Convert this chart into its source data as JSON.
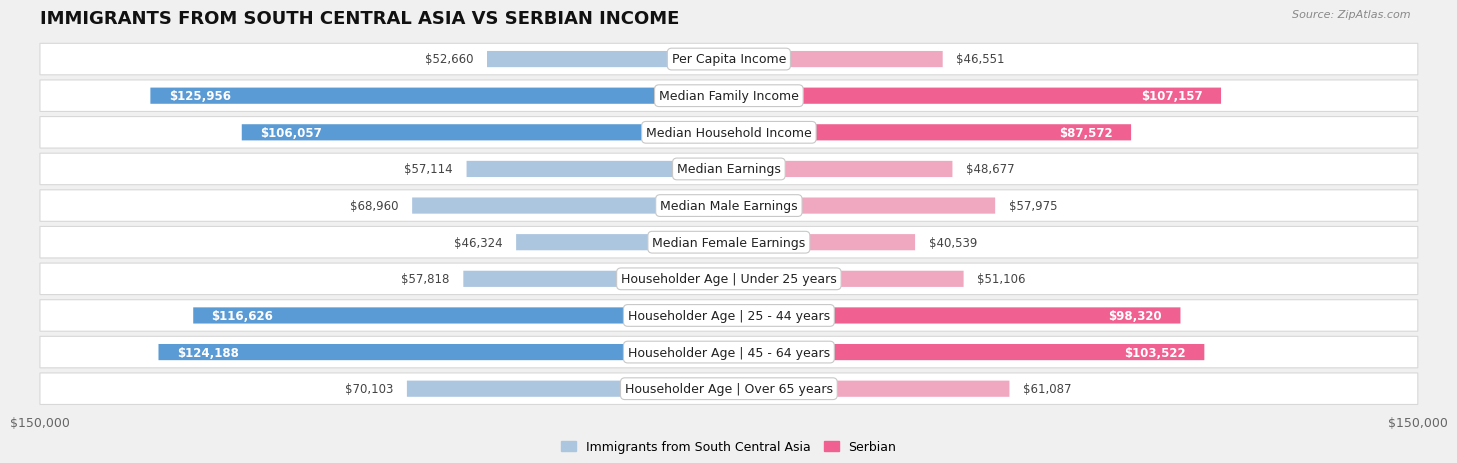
{
  "title": "IMMIGRANTS FROM SOUTH CENTRAL ASIA VS SERBIAN INCOME",
  "source": "Source: ZipAtlas.com",
  "categories": [
    "Per Capita Income",
    "Median Family Income",
    "Median Household Income",
    "Median Earnings",
    "Median Male Earnings",
    "Median Female Earnings",
    "Householder Age | Under 25 years",
    "Householder Age | 25 - 44 years",
    "Householder Age | 45 - 64 years",
    "Householder Age | Over 65 years"
  ],
  "left_values": [
    52660,
    125956,
    106057,
    57114,
    68960,
    46324,
    57818,
    116626,
    124188,
    70103
  ],
  "right_values": [
    46551,
    107157,
    87572,
    48677,
    57975,
    40539,
    51106,
    98320,
    103522,
    61087
  ],
  "left_labels": [
    "$52,660",
    "$125,956",
    "$106,057",
    "$57,114",
    "$68,960",
    "$46,324",
    "$57,818",
    "$116,626",
    "$124,188",
    "$70,103"
  ],
  "right_labels": [
    "$46,551",
    "$107,157",
    "$87,572",
    "$48,677",
    "$57,975",
    "$40,539",
    "$51,106",
    "$98,320",
    "$103,522",
    "$61,087"
  ],
  "left_color_strong": "#5b9bd5",
  "left_color_light": "#adc6e0",
  "right_color_strong": "#f06090",
  "right_color_light": "#f0a8c0",
  "max_value": 150000,
  "background_color": "#f0f0f0",
  "row_bg_color": "#ffffff",
  "row_border_color": "#d8d8d8",
  "legend_left": "Immigrants from South Central Asia",
  "legend_right": "Serbian",
  "xlabel_left": "$150,000",
  "xlabel_right": "$150,000",
  "strong_threshold": 80000,
  "inside_threshold": 20000,
  "bar_height": 0.52,
  "title_fontsize": 13,
  "label_fontsize": 8.5,
  "category_fontsize": 9
}
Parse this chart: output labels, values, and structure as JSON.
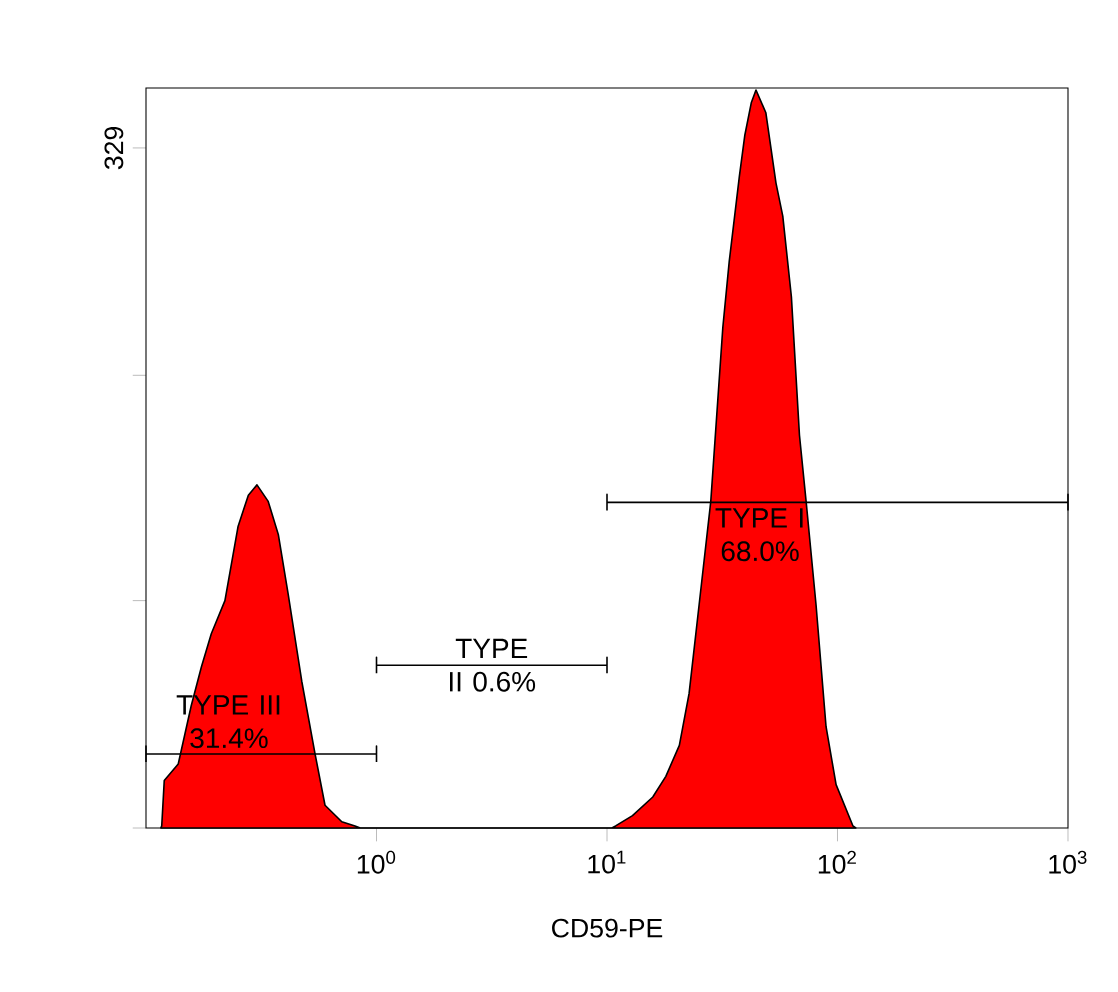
{
  "chart_data": {
    "type": "area",
    "xlabel": "CD59-PE",
    "log": "x",
    "color": "#ff0000",
    "x": [
      0.116,
      0.117,
      0.12,
      0.138,
      0.157,
      0.174,
      0.192,
      0.22,
      0.251,
      0.278,
      0.303,
      0.339,
      0.375,
      0.414,
      0.474,
      0.541,
      0.598,
      0.707,
      0.807,
      0.85,
      10.5,
      10.9,
      12.9,
      15.8,
      18.0,
      20.6,
      22.7,
      25.1,
      28.2,
      31.8,
      33.9,
      37.5,
      39.6,
      42.3,
      44.3,
      48.9,
      54.1,
      57.9,
      63.1,
      68.4,
      73.1,
      80.7,
      89.2,
      98.6,
      116.7,
      120
    ],
    "values": [
      0,
      1,
      23,
      31,
      59,
      78,
      94,
      110,
      146,
      161,
      166,
      158,
      142,
      113,
      71,
      36,
      11,
      3,
      1,
      0,
      0,
      1,
      6,
      15,
      25,
      40,
      65,
      108,
      158,
      242,
      274,
      315,
      335,
      351,
      357,
      346,
      312,
      296,
      257,
      190,
      158,
      108,
      49,
      21,
      1,
      0
    ],
    "xlim": [
      0.1,
      1000
    ],
    "ylim": [
      0,
      358
    ],
    "xticks": [
      {
        "value": 1,
        "label": "10$^{0}$"
      },
      {
        "value": 10,
        "label": "10$^{1}$"
      },
      {
        "value": 100,
        "label": "10$^{2}$"
      },
      {
        "value": 1000,
        "label": "10$^{3}$"
      }
    ],
    "yticks": [
      {
        "value": 0,
        "label": null
      },
      {
        "value": 110,
        "label": null
      },
      {
        "value": 219,
        "label": null
      },
      329
    ],
    "annotations": [
      "TYPE III 31.4%",
      "TYPE II 0.6%",
      "TYPE I 68.0%"
    ],
    "tick_labels": "xy"
  }
}
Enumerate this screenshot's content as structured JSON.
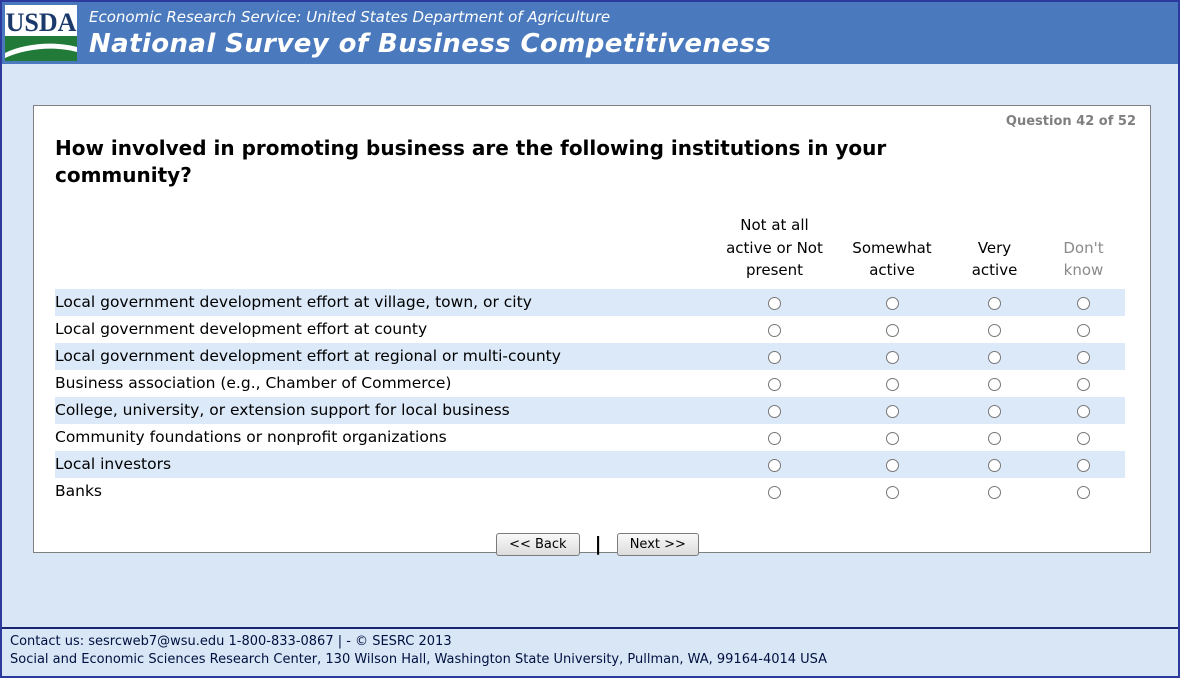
{
  "header": {
    "logo_text": "USDA",
    "agency_line": "Economic Research Service: United States Department of Agriculture",
    "survey_title": "National Survey of Business Competitiveness"
  },
  "question": {
    "counter": "Question 42 of 52",
    "text": "How involved in promoting business are the following institutions in your community?",
    "columns": [
      "Not at all active or Not present",
      "Somewhat active",
      "Very active",
      "Don't know"
    ],
    "rows": [
      "Local government development effort at village, town, or city",
      "Local government development effort at county",
      "Local government development effort at regional or multi-county",
      "Business association (e.g., Chamber of Commerce)",
      "College, university, or extension support for local business",
      "Community foundations or nonprofit organizations",
      "Local investors",
      "Banks"
    ]
  },
  "nav": {
    "back_label": "<< Back",
    "divider": "|",
    "next_label": "Next >>"
  },
  "footer": {
    "line1": "Contact us: sesrcweb7@wsu.edu 1-800-833-0867 | - © SESRC 2013",
    "line2": "Social and Economic Sciences Research Center, 130 Wilson Hall, Washington State University, Pullman, WA, 99164-4014 USA"
  },
  "colors": {
    "header_blue": "#4a7abd",
    "page_bg": "#d9e6f5",
    "row_alt": "#dce9f8",
    "dont_know_gray": "#8a8a8a",
    "logo_green": "#217a38",
    "logo_blue": "#1b3a6b"
  }
}
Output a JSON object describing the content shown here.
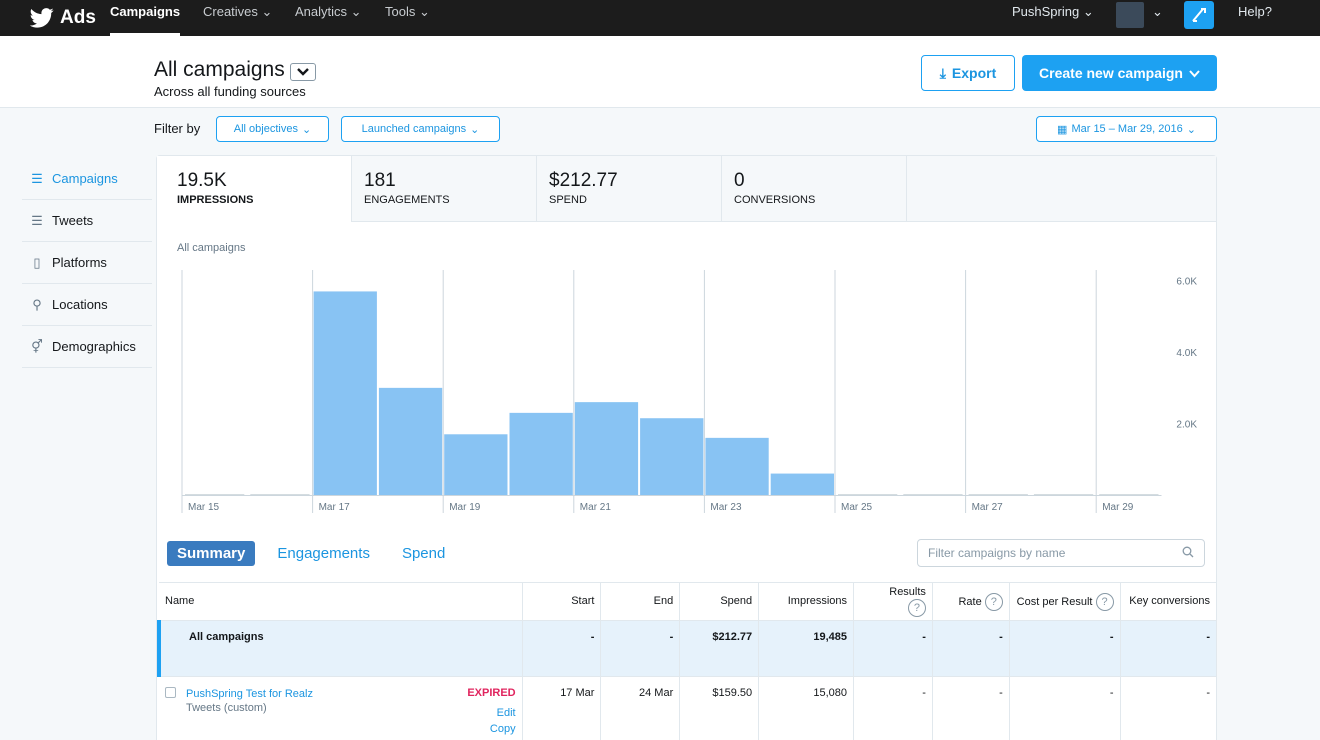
{
  "topnav": {
    "brand": "Ads",
    "items": [
      "Campaigns",
      "Creatives",
      "Analytics",
      "Tools"
    ],
    "account": "PushSpring",
    "help": "Help?"
  },
  "header": {
    "title": "All campaigns",
    "subtitle": "Across all funding sources",
    "export_label": "Export",
    "create_label": "Create new campaign"
  },
  "filters": {
    "label": "Filter by",
    "objectives": "All objectives",
    "status": "Launched campaigns",
    "date_range": "Mar 15 – Mar 29, 2016"
  },
  "sidebar": {
    "items": [
      {
        "label": "Campaigns",
        "icon": "list-icon",
        "active": true
      },
      {
        "label": "Tweets",
        "icon": "list-icon",
        "active": false
      },
      {
        "label": "Platforms",
        "icon": "phone-icon",
        "active": false
      },
      {
        "label": "Locations",
        "icon": "pin-icon",
        "active": false
      },
      {
        "label": "Demographics",
        "icon": "people-icon",
        "active": false
      }
    ]
  },
  "metrics": [
    {
      "value": "19.5K",
      "label": "IMPRESSIONS"
    },
    {
      "value": "181",
      "label": "ENGAGEMENTS"
    },
    {
      "value": "$212.77",
      "label": "SPEND"
    },
    {
      "value": "0",
      "label": "CONVERSIONS"
    }
  ],
  "chart_caption": "All campaigns",
  "chart_data": {
    "type": "bar",
    "categories": [
      "Mar 15",
      "Mar 16",
      "Mar 17",
      "Mar 18",
      "Mar 19",
      "Mar 20",
      "Mar 21",
      "Mar 22",
      "Mar 23",
      "Mar 24",
      "Mar 25",
      "Mar 26",
      "Mar 27",
      "Mar 28",
      "Mar 29"
    ],
    "values": [
      0,
      0,
      5700,
      3000,
      1700,
      2300,
      2600,
      2150,
      1600,
      600,
      0,
      0,
      0,
      0,
      0
    ],
    "x_tick_labels": [
      "Mar 15",
      "Mar 17",
      "Mar 19",
      "Mar 21",
      "Mar 23",
      "Mar 25",
      "Mar 27",
      "Mar 29"
    ],
    "y_tick_labels": [
      "2.0K",
      "4.0K",
      "6.0K"
    ],
    "y_ticks": [
      2000,
      4000,
      6000
    ],
    "ylim": [
      0,
      6000
    ],
    "color": "#88c3f3"
  },
  "table_tabs": [
    "Summary",
    "Engagements",
    "Spend"
  ],
  "table_filter_placeholder": "Filter campaigns by name",
  "table": {
    "headers": {
      "name": "Name",
      "start": "Start",
      "end": "End",
      "spend": "Spend",
      "impressions": "Impressions",
      "results": "Results",
      "rate": "Rate",
      "cost_per_result": "Cost per Result",
      "key_conversions": "Key conversions"
    },
    "all_row": {
      "name": "All campaigns",
      "start": "-",
      "end": "-",
      "spend": "$212.77",
      "impressions": "19,485",
      "results": "-",
      "rate": "-",
      "cost": "-",
      "conversions": "-"
    },
    "rows": [
      {
        "name": "PushSpring Test for Realz",
        "sub": "Tweets (custom)",
        "status": "EXPIRED",
        "edit": "Edit",
        "copy": "Copy",
        "start": "17 Mar",
        "end": "24 Mar",
        "spend": "$159.50",
        "impressions": "15,080",
        "results": "-",
        "rate": "-",
        "cost": "-",
        "conversions": "-"
      }
    ]
  }
}
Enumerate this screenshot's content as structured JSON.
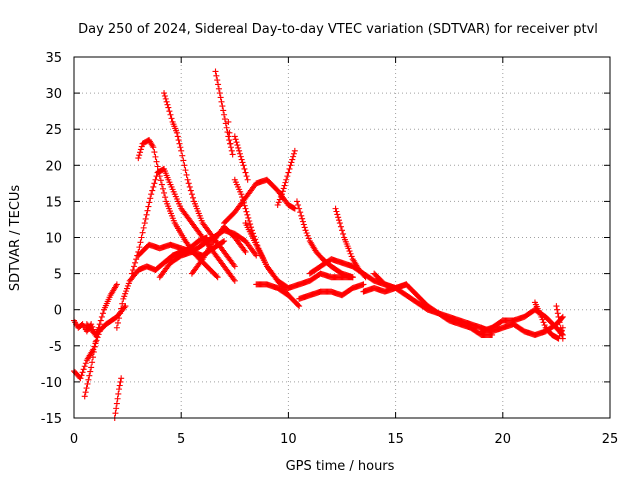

◆ ◆ ◆ ◆ ◆

## INSTRUCTIONS FOR THE TASK:
Copy every line in the entries above that has the string "county" in it.

## EXERCISE SOLUTION:
      "Local government development effort at county",
      "Local government development effort at regional or multi-county",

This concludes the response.